## MATERIAL
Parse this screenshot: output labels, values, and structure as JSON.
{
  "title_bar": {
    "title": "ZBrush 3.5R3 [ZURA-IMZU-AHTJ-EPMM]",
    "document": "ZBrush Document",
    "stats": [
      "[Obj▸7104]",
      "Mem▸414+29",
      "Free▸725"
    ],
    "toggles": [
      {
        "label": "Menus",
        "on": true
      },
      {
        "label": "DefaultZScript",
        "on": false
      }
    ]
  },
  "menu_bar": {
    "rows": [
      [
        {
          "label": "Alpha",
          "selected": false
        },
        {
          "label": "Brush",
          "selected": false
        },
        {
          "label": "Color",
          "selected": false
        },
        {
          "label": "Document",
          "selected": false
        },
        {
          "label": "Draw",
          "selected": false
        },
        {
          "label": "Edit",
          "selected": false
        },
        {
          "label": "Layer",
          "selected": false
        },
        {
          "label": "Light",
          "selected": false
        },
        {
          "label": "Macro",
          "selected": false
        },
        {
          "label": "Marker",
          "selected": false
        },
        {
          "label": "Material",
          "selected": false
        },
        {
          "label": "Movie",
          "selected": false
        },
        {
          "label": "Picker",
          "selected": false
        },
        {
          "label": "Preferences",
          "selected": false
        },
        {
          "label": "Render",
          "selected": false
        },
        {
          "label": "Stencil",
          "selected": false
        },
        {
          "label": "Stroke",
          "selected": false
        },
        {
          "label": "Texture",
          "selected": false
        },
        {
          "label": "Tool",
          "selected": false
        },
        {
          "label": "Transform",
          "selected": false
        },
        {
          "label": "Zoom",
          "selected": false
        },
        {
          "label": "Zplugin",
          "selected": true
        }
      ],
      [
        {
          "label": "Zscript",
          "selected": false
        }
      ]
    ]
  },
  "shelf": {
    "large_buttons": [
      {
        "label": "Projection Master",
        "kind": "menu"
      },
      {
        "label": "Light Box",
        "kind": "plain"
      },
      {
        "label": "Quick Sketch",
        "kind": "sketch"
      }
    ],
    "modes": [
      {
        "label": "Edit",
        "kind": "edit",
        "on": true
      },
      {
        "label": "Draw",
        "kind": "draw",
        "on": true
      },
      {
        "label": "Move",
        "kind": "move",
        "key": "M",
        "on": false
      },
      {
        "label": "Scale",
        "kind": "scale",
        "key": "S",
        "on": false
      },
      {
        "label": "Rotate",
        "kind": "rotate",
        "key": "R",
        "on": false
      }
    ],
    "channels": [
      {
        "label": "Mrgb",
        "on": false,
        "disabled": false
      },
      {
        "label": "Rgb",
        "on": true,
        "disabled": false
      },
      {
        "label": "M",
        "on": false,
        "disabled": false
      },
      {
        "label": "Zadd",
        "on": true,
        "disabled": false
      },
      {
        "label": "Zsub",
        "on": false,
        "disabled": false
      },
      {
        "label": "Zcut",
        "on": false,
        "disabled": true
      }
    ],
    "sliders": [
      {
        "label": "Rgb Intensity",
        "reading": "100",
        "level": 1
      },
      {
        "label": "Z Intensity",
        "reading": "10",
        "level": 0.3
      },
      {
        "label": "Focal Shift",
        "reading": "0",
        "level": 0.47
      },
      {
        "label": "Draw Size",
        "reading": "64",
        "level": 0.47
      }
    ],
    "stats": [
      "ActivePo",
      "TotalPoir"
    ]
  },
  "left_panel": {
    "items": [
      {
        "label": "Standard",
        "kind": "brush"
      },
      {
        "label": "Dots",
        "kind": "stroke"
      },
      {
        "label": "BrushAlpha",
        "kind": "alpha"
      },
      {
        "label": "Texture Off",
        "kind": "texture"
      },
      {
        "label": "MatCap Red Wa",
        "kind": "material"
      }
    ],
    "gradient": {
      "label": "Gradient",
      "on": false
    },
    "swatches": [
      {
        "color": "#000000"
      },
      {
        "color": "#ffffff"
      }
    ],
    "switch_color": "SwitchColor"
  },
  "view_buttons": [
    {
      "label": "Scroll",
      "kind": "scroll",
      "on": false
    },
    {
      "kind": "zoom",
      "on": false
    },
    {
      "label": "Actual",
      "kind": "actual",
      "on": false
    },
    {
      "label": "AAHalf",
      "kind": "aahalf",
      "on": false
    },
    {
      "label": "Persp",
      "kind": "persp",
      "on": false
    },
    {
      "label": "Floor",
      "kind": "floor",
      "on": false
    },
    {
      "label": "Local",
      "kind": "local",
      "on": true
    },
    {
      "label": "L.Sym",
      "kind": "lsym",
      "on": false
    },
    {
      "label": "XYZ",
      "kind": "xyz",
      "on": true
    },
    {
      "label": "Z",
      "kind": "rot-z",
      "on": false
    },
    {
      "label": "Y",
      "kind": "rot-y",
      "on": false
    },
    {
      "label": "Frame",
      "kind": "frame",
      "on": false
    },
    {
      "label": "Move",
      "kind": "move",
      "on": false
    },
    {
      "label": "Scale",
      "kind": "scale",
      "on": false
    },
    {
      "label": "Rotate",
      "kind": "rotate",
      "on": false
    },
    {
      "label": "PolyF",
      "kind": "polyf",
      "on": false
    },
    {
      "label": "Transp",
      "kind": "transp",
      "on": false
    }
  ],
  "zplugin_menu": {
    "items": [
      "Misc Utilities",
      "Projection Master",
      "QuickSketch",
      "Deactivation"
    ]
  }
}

## SHORT PROBLEM
Write out all the data again, exactly as it appears.

## RESULT OF THIS EXERCISE
Parse this screenshot: output labels, values, and structure as JSON.
{
  "title_bar": {
    "title": "ZBrush 3.5R3 [ZURA-IMZU-AHTJ-EPMM]",
    "document": "ZBrush Document",
    "stats": [
      "[Obj▸7104]",
      "Mem▸414+29",
      "Free▸725"
    ],
    "toggles": [
      {
        "label": "Menus",
        "on": true
      },
      {
        "label": "DefaultZScript",
        "on": false
      }
    ]
  },
  "menu_bar": {
    "rows": [
      [
        {
          "label": "Alpha",
          "selected": false
        },
        {
          "label": "Brush",
          "selected": false
        },
        {
          "label": "Color",
          "selected": false
        },
        {
          "label": "Document",
          "selected": false
        },
        {
          "label": "Draw",
          "selected": false
        },
        {
          "label": "Edit",
          "selected": false
        },
        {
          "label": "Layer",
          "selected": false
        },
        {
          "label": "Light",
          "selected": false
        },
        {
          "label": "Macro",
          "selected": false
        },
        {
          "label": "Marker",
          "selected": false
        },
        {
          "label": "Material",
          "selected": false
        },
        {
          "label": "Movie",
          "selected": false
        },
        {
          "label": "Picker",
          "selected": false
        },
        {
          "label": "Preferences",
          "selected": false
        },
        {
          "label": "Render",
          "selected": false
        },
        {
          "label": "Stencil",
          "selected": false
        },
        {
          "label": "Stroke",
          "selected": false
        },
        {
          "label": "Texture",
          "selected": false
        },
        {
          "label": "Tool",
          "selected": false
        },
        {
          "label": "Transform",
          "selected": false
        },
        {
          "label": "Zoom",
          "selected": false
        },
        {
          "label": "Zplugin",
          "selected": true
        }
      ],
      [
        {
          "label": "Zscript",
          "selected": false
        }
      ]
    ]
  },
  "shelf": {
    "large_buttons": [
      {
        "label": "Projection Master",
        "kind": "menu"
      },
      {
        "label": "Light Box",
        "kind": "plain"
      },
      {
        "label": "Quick Sketch",
        "kind": "sketch"
      }
    ],
    "modes": [
      {
        "label": "Edit",
        "kind": "edit",
        "on": true
      },
      {
        "label": "Draw",
        "kind": "draw",
        "on": true
      },
      {
        "label": "Move",
        "kind": "move",
        "key": "M",
        "on": false
      },
      {
        "label": "Scale",
        "kind": "scale",
        "key": "S",
        "on": false
      },
      {
        "label": "Rotate",
        "kind": "rotate",
        "key": "R",
        "on": false
      }
    ],
    "channels": [
      {
        "label": "Mrgb",
        "on": false,
        "disabled": false
      },
      {
        "label": "Rgb",
        "on": true,
        "disabled": false
      },
      {
        "label": "M",
        "on": false,
        "disabled": false
      },
      {
        "label": "Zadd",
        "on": true,
        "disabled": false
      },
      {
        "label": "Zsub",
        "on": false,
        "disabled": false
      },
      {
        "label": "Zcut",
        "on": false,
        "disabled": true
      }
    ],
    "sliders": [
      {
        "label": "Rgb Intensity",
        "reading": "100",
        "level": 1
      },
      {
        "label": "Z Intensity",
        "reading": "10",
        "level": 0.3
      },
      {
        "label": "Focal Shift",
        "reading": "0",
        "level": 0.47
      },
      {
        "label": "Draw Size",
        "reading": "64",
        "level": 0.47
      }
    ],
    "stats": [
      "ActivePo",
      "TotalPoir"
    ]
  },
  "left_panel": {
    "items": [
      {
        "label": "Standard",
        "kind": "brush"
      },
      {
        "label": "Dots",
        "kind": "stroke"
      },
      {
        "label": "BrushAlpha",
        "kind": "alpha"
      },
      {
        "label": "Texture Off",
        "kind": "texture"
      },
      {
        "label": "MatCap Red Wa",
        "kind": "material"
      }
    ],
    "gradient": {
      "label": "Gradient",
      "on": false
    },
    "swatches": [
      {
        "color": "#000000"
      },
      {
        "color": "#ffffff"
      }
    ],
    "switch_color": "SwitchColor"
  },
  "view_buttons": [
    {
      "label": "Scroll",
      "kind": "scroll",
      "on": false
    },
    {
      "kind": "zoom",
      "on": false
    },
    {
      "label": "Actual",
      "kind": "actual",
      "on": false
    },
    {
      "label": "AAHalf",
      "kind": "aahalf",
      "on": false
    },
    {
      "label": "Persp",
      "kind": "persp",
      "on": false
    },
    {
      "label": "Floor",
      "kind": "floor",
      "on": false
    },
    {
      "label": "Local",
      "kind": "local",
      "on": true
    },
    {
      "label": "L.Sym",
      "kind": "lsym",
      "on": false
    },
    {
      "label": "XYZ",
      "kind": "xyz",
      "on": true
    },
    {
      "label": "Z",
      "kind": "rot-z",
      "on": false
    },
    {
      "label": "Y",
      "kind": "rot-y",
      "on": false
    },
    {
      "label": "Frame",
      "kind": "frame",
      "on": false
    },
    {
      "label": "Move",
      "kind": "move",
      "on": false
    },
    {
      "label": "Scale",
      "kind": "scale",
      "on": false
    },
    {
      "label": "Rotate",
      "kind": "rotate",
      "on": false
    },
    {
      "label": "PolyF",
      "kind": "polyf",
      "on": false
    },
    {
      "label": "Transp",
      "kind": "transp",
      "on": false
    }
  ],
  "zplugin_menu": {
    "items": [
      "Misc Utilities",
      "Projection Master",
      "QuickSketch",
      "Deactivation"
    ]
  }
}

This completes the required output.